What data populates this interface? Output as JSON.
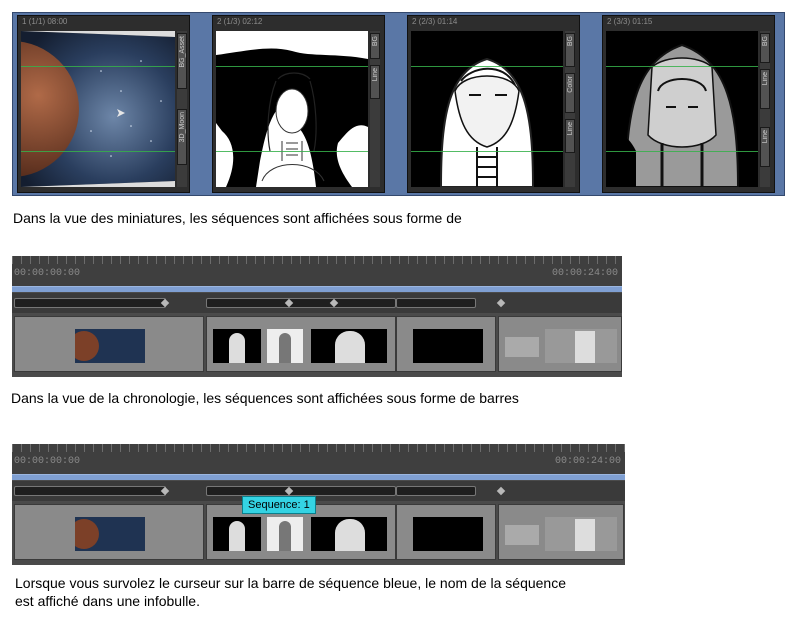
{
  "thumbnails": {
    "panels": [
      {
        "title": "1 (1/1) 08:00",
        "side_tabs": [
          "BG_Asset",
          "3D_Moon"
        ]
      },
      {
        "title": "2 (1/3) 02:12",
        "side_tabs": [
          "BG",
          "Line"
        ]
      },
      {
        "title": "2 (2/3) 01:14",
        "side_tabs": [
          "BG",
          "Color",
          "Line"
        ]
      },
      {
        "title": "2 (3/3) 01:15",
        "side_tabs": [
          "BG",
          "Line",
          "Line"
        ]
      }
    ]
  },
  "captions": {
    "thumbnails": "Dans la vue des miniatures, les séquences sont affichées sous forme de",
    "timeline": "Dans la vue de la chronologie, les séquences sont affichées sous forme de barres",
    "tooltip": "Lorsque vous survolez le curseur sur la barre de séquence bleue, le nom de la séquence est affiché dans une infobulle."
  },
  "timeline": {
    "start_tc": "00:00:00:00",
    "end_tc": "00:00:24:00",
    "tooltip_label": "Sequence: 1"
  },
  "colors": {
    "thumb_background": "#5a77a6",
    "blue_bar": "#7f9fd2",
    "tooltip": "#34d3e3"
  }
}
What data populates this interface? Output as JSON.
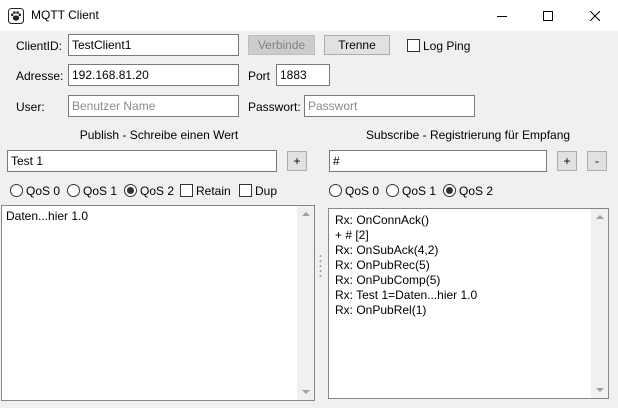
{
  "window": {
    "title": "MQTT Client"
  },
  "connection": {
    "clientid_label": "ClientID:",
    "clientid_value": "TestClient1",
    "connect_label": "Verbinde",
    "disconnect_label": "Trenne",
    "logping_label": "Log Ping",
    "address_label": "Adresse:",
    "address_value": "192.168.81.20",
    "port_label": "Port",
    "port_value": "1883",
    "user_label": "User:",
    "user_placeholder": "Benutzer Name",
    "password_label": "Passwort:",
    "password_placeholder": "Passwort"
  },
  "publish": {
    "header": "Publish - Schreibe einen Wert",
    "topic_value": "Test 1",
    "add_label": "+",
    "qos0": "QoS 0",
    "qos1": "QoS 1",
    "qos2": "QoS 2",
    "retain_label": "Retain",
    "dup_label": "Dup",
    "message": "Daten...hier 1.0"
  },
  "subscribe": {
    "header": "Subscribe - Registrierung für Empfang",
    "topic_value": "#",
    "add_label": "+",
    "remove_label": "-",
    "qos0": "QoS 0",
    "qos1": "QoS 1",
    "qos2": "QoS 2",
    "log": [
      "Rx: OnConnAck()",
      "+ # [2]",
      "Rx: OnSubAck(4,2)",
      "Rx: OnPubRec(5)",
      "Rx: OnPubComp(5)",
      "Rx: Test 1=Daten...hier 1.0",
      "Rx: OnPubRel(1)"
    ]
  }
}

----------

[Stated goal] Copy out all the data exactly; skip the pictures.

[Exercise result]
What data populates this interface? Output as JSON.
{
  "thumbnails": {
    "panels": [
      {
        "title": "1 (1/1) 08:00",
        "side_tabs": [
          "BG_Asset",
          "3D_Moon"
        ]
      },
      {
        "title": "2 (1/3) 02:12",
        "side_tabs": [
          "BG",
          "Line"
        ]
      },
      {
        "title": "2 (2/3) 01:14",
        "side_tabs": [
          "BG",
          "Color",
          "Line"
        ]
      },
      {
        "title": "2 (3/3) 01:15",
        "side_tabs": [
          "BG",
          "Line",
          "Line"
        ]
      }
    ]
  },
  "captions": {
    "thumbnails": "Dans la vue des miniatures, les séquences sont affichées sous forme de",
    "timeline": "Dans la vue de la chronologie, les séquences sont affichées sous forme de barres",
    "tooltip": "Lorsque vous survolez le curseur sur la barre de séquence bleue, le nom de la séquence est affiché dans une infobulle."
  },
  "timeline": {
    "start_tc": "00:00:00:00",
    "end_tc": "00:00:24:00",
    "tooltip_label": "Sequence: 1"
  },
  "colors": {
    "thumb_background": "#5a77a6",
    "blue_bar": "#7f9fd2",
    "tooltip": "#34d3e3"
  }
}
What data populates this interface? Output as JSON.
{
  "window": {
    "title": "MQTT Client"
  },
  "connection": {
    "clientid_label": "ClientID:",
    "clientid_value": "TestClient1",
    "connect_label": "Verbinde",
    "disconnect_label": "Trenne",
    "logping_label": "Log Ping",
    "address_label": "Adresse:",
    "address_value": "192.168.81.20",
    "port_label": "Port",
    "port_value": "1883",
    "user_label": "User:",
    "user_placeholder": "Benutzer Name",
    "password_label": "Passwort:",
    "password_placeholder": "Passwort"
  },
  "publish": {
    "header": "Publish - Schreibe einen Wert",
    "topic_value": "Test 1",
    "add_label": "+",
    "qos0": "QoS 0",
    "qos1": "QoS 1",
    "qos2": "QoS 2",
    "retain_label": "Retain",
    "dup_label": "Dup",
    "message": "Daten...hier 1.0"
  },
  "subscribe": {
    "header": "Subscribe - Registrierung für Empfang",
    "topic_value": "#",
    "add_label": "+",
    "remove_label": "-",
    "qos0": "QoS 0",
    "qos1": "QoS 1",
    "qos2": "QoS 2",
    "log": [
      "Rx: OnConnAck()",
      "+ # [2]",
      "Rx: OnSubAck(4,2)",
      "Rx: OnPubRec(5)",
      "Rx: OnPubComp(5)",
      "Rx: Test 1=Daten...hier 1.0",
      "Rx: OnPubRel(1)"
    ]
  }
}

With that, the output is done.